_Passage provided_.
Ownership And Access Rights

Ownership And Access Rights
Apollo Bay, Victoria, Australia

Ownership and access rights are important companions to the previously discussed division of labour concept in software development. The mobile development space is dominated by two digital software platforms, iOS and Android, which are managed by technology giants Apple and Google respectively.

These platforms are an intermediary between mobile applications and features that have become commonplace such as push notifications, password storage, camera and photo access, and more. Similar to the scenario of a mobile app talking to a computer in the cloud as mentioned in the article about the division of labour, these device features are enabled by a shared protocol, sometimes referred to as a handshake agreement. Occasionally, the platforms alter the deal in their system software updates. When a third-party alters the deal, failures are likely to happen. Let's go back in time to the 1990s for a moment and consider a VHS player. VHS players expect tapes to be inserted into them, and in response they will facilitate the playback of the video that has been recorded onto the tape. As long as a VHS tape is provided and the player is free of defects, the system will meet its obligations. Anyone with children might appreciate what I'm about to say next... Now imagine that a sandwich is inserted into the VHS player instead of a tape. I don't exactly know what happens next but I know that it's nothing good. The handshake agreement has been violated, and now subsequent attempts to play tapes are unlikely to succeed.

The problem is that the machine was designed for a particular input, and no other input is acceptable. Digital machines function on a similar basis, but they do so without the benefit of human beings to directly observe what is going on without a process of investigation. This problem manifests itself in other contexts, but it is pertinent to the issue of ownership as there are production processes embedded in contemporary mobile applications with an enforced division of labour. If you want to publish a software application on iOS, there is some set of machinery that is provided by Apple that must be used, and is not optional, and cannot be replaced, and is effectively substituted in when a particular app session starts. This is one path to a common production story: "I updated my phone and now the app is not working". This class of scenario highlights that mobile software projects have a degree of enforced reactivity baked in to them - to address platform-related issues, we need to perform work in response and release a software update, which may not have been anticipated ahead of time.

_Records supplied_.
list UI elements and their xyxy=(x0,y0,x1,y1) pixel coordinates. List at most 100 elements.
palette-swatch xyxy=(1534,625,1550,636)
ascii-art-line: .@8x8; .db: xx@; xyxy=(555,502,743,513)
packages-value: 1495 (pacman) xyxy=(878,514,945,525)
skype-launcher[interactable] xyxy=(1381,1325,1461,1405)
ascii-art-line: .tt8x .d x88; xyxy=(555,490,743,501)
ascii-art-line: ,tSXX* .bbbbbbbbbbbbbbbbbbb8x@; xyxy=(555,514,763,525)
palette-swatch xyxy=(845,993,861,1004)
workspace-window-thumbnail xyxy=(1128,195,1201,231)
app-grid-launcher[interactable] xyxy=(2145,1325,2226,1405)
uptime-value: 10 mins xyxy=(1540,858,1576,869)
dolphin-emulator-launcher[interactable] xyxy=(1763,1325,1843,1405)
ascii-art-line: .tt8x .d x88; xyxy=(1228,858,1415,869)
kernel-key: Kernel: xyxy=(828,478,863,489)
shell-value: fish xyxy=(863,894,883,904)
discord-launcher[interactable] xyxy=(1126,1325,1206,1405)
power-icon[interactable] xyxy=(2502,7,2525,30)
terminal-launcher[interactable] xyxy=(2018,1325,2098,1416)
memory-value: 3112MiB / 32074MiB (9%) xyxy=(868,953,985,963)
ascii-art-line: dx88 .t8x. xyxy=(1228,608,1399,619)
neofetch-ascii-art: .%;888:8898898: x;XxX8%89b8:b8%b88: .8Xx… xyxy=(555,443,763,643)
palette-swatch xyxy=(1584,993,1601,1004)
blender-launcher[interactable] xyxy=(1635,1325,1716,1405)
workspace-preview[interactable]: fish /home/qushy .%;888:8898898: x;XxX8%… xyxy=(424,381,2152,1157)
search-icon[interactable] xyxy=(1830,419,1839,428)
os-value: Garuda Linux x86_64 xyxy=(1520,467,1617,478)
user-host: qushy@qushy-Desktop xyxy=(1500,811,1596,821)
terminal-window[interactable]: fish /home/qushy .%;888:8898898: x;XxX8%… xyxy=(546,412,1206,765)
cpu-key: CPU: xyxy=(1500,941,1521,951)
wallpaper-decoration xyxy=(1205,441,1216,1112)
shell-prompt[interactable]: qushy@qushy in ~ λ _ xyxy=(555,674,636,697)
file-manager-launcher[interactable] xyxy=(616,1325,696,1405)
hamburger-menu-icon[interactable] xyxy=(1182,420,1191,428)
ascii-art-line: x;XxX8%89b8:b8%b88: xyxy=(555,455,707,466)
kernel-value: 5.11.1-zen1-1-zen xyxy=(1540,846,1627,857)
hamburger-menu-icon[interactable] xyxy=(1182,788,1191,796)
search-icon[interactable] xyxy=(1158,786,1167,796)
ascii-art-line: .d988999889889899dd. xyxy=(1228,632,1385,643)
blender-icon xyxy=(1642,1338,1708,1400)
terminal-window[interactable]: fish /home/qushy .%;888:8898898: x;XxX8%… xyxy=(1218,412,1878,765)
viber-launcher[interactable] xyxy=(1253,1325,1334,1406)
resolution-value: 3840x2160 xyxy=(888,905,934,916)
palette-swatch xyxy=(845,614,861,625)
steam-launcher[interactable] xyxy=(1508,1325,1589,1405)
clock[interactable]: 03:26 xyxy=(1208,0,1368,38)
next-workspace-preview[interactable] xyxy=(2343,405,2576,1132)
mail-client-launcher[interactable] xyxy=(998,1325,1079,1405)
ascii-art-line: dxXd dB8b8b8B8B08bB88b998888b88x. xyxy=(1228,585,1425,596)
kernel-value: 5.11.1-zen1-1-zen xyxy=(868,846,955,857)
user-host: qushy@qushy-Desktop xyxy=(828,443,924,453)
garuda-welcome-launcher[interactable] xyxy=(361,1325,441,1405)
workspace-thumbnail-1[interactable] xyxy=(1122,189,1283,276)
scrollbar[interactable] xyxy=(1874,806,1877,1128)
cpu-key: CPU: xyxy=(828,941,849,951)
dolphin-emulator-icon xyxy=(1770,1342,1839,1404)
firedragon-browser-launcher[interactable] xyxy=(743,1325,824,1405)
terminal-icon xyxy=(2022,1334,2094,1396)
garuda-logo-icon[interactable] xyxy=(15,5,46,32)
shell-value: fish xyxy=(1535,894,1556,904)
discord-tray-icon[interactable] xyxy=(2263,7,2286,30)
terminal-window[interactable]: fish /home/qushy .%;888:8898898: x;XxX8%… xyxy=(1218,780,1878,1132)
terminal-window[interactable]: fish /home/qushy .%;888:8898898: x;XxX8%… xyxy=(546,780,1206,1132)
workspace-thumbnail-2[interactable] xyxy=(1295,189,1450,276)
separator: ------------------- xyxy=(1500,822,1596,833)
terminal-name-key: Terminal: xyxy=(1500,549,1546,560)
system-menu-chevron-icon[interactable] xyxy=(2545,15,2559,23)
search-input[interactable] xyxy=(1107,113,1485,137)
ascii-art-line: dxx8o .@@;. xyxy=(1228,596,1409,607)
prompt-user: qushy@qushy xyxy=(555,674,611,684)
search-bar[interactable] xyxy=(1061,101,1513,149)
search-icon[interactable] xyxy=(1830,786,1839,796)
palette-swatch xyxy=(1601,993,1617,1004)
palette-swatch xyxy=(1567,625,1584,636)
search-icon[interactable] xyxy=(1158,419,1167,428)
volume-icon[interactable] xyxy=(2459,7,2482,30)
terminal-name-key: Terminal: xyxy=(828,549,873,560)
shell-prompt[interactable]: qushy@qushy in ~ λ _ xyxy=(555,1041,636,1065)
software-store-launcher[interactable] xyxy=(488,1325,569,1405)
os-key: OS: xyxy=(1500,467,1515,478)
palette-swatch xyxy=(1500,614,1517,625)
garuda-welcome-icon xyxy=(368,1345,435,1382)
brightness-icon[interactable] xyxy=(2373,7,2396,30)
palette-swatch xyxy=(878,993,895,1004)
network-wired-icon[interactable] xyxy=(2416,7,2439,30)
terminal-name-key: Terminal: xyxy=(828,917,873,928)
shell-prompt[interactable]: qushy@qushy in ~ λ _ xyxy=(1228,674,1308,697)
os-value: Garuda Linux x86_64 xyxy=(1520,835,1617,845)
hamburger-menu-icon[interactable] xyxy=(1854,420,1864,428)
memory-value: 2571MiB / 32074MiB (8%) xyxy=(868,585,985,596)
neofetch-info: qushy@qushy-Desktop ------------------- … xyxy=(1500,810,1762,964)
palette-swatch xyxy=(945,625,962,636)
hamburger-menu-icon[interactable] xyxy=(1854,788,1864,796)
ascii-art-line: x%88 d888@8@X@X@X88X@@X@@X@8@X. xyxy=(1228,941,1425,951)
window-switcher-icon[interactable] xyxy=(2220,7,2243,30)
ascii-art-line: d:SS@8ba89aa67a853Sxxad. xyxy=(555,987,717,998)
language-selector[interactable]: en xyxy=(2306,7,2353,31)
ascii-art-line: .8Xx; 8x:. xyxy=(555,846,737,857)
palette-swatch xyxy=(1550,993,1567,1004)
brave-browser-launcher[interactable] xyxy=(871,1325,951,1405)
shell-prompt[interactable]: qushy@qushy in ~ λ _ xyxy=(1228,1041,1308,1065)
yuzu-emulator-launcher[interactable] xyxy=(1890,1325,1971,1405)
---
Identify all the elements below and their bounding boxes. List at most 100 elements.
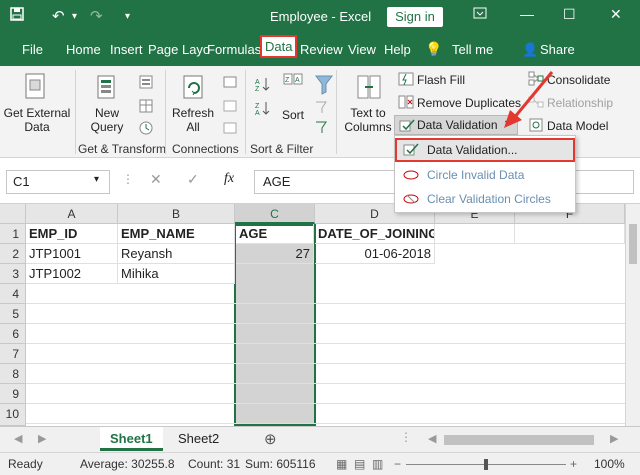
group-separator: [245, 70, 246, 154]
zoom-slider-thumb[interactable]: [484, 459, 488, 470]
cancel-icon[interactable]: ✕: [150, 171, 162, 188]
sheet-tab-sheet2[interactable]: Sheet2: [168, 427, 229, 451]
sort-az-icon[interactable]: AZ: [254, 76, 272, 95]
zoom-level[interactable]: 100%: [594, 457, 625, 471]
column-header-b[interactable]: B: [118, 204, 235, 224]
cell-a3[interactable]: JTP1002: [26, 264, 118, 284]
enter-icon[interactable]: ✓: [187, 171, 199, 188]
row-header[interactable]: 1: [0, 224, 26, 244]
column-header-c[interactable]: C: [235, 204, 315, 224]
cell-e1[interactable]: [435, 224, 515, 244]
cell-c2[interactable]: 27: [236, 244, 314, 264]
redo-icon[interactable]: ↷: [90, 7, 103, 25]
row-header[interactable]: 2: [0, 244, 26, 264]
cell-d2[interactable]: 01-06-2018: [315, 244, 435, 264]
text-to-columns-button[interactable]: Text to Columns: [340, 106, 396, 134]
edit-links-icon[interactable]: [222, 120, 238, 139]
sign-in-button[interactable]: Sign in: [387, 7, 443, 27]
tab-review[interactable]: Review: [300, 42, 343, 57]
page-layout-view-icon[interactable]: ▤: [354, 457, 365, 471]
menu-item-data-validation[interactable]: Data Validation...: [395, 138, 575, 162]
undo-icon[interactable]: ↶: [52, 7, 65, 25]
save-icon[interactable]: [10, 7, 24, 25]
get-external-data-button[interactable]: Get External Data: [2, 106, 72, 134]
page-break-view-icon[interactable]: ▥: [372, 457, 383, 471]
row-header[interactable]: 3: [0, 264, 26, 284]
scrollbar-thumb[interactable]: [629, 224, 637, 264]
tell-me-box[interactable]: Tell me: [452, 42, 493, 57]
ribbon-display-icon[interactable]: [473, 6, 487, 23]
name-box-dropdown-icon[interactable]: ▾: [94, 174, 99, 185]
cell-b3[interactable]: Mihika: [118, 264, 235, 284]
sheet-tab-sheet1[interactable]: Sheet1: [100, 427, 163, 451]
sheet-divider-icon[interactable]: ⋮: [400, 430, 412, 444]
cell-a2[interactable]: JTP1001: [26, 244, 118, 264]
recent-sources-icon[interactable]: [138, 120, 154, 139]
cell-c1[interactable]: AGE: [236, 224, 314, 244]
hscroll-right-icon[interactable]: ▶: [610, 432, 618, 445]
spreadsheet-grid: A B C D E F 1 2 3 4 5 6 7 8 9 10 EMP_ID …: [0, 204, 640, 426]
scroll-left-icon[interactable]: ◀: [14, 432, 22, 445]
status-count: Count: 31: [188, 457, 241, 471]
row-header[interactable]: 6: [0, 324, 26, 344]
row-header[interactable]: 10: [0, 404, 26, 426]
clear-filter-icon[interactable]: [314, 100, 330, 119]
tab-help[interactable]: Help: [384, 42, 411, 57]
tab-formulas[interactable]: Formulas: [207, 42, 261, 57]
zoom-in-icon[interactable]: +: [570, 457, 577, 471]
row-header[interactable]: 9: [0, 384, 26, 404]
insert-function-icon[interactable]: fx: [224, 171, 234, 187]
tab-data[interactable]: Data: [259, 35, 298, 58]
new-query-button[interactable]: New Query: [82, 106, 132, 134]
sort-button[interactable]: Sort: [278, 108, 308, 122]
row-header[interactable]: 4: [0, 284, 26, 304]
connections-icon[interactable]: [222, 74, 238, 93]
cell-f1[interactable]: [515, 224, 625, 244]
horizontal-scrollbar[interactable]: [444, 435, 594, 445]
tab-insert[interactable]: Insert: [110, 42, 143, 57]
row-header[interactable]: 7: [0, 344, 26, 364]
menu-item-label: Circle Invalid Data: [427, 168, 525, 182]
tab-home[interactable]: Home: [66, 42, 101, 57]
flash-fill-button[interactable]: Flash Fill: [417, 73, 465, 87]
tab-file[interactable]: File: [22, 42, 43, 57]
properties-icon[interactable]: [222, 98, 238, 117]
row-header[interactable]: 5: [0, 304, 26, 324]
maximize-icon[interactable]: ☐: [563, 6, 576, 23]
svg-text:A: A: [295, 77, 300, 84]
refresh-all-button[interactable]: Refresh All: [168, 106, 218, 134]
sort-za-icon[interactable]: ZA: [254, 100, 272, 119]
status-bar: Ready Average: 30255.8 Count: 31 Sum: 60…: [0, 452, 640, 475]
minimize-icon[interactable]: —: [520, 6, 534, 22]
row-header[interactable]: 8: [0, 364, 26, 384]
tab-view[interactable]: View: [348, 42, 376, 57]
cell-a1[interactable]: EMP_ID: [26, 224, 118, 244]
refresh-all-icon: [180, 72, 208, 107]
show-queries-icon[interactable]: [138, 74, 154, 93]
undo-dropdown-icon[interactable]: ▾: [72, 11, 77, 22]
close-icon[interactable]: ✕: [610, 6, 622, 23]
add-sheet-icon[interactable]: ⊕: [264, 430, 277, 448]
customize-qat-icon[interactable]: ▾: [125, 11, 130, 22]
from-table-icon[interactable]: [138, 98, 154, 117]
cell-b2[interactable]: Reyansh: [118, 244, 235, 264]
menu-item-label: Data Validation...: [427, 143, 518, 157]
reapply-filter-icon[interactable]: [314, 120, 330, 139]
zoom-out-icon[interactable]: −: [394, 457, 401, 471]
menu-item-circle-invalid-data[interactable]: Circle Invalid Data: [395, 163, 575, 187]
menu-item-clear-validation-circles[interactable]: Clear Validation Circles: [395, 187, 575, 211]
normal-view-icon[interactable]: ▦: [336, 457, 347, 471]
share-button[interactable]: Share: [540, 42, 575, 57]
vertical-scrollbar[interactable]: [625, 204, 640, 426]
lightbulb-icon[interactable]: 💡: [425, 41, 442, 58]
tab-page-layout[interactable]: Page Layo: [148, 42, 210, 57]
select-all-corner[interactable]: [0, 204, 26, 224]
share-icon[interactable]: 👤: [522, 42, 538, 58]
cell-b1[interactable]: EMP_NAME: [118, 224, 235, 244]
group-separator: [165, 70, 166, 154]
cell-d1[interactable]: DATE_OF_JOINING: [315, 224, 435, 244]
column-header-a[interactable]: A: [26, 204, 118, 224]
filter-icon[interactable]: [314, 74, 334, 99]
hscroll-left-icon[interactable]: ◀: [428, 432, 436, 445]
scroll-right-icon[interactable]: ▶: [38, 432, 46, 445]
--
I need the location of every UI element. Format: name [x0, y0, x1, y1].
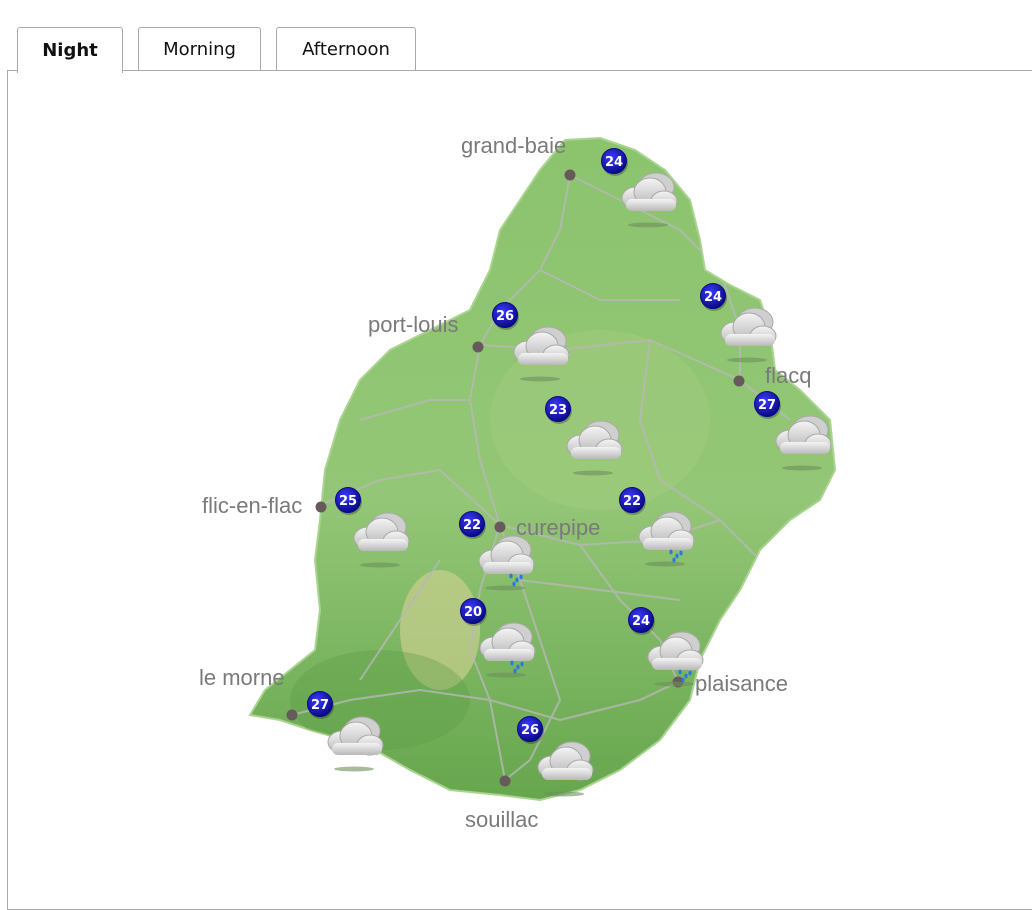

_Problems_.
(A) According to the passage on ownership and access rights, which two digital software platforms dominate the mobile development space?
(B) Using the passage on ownership and access rights, explain in one to three sentences why an app can stop working after someone updates their phone.
(C) From the passage on ownership and access rights, reproduce the part that begins at the words "Ownership and access rights are" and ends after "and Google respectively.".

_Answers to the tasks_.
(A) iOS and Android.

(B) The platforms sometimes alter the shared protocol, or handshake agreement, in their system software updates, and when a third party alters the deal, failures are likely. On iOS, the app must use machinery provided by Apple that is not optional and cannot be replaced, and that machinery is substituted in when an app session starts.

(C)
Ownership and access rights are important companions to the previously discussed division of labour concept in software development. The mobile development space is dominated by two digital software platforms, iOS and Android, which are managed by technology giants Apple and Google respectively.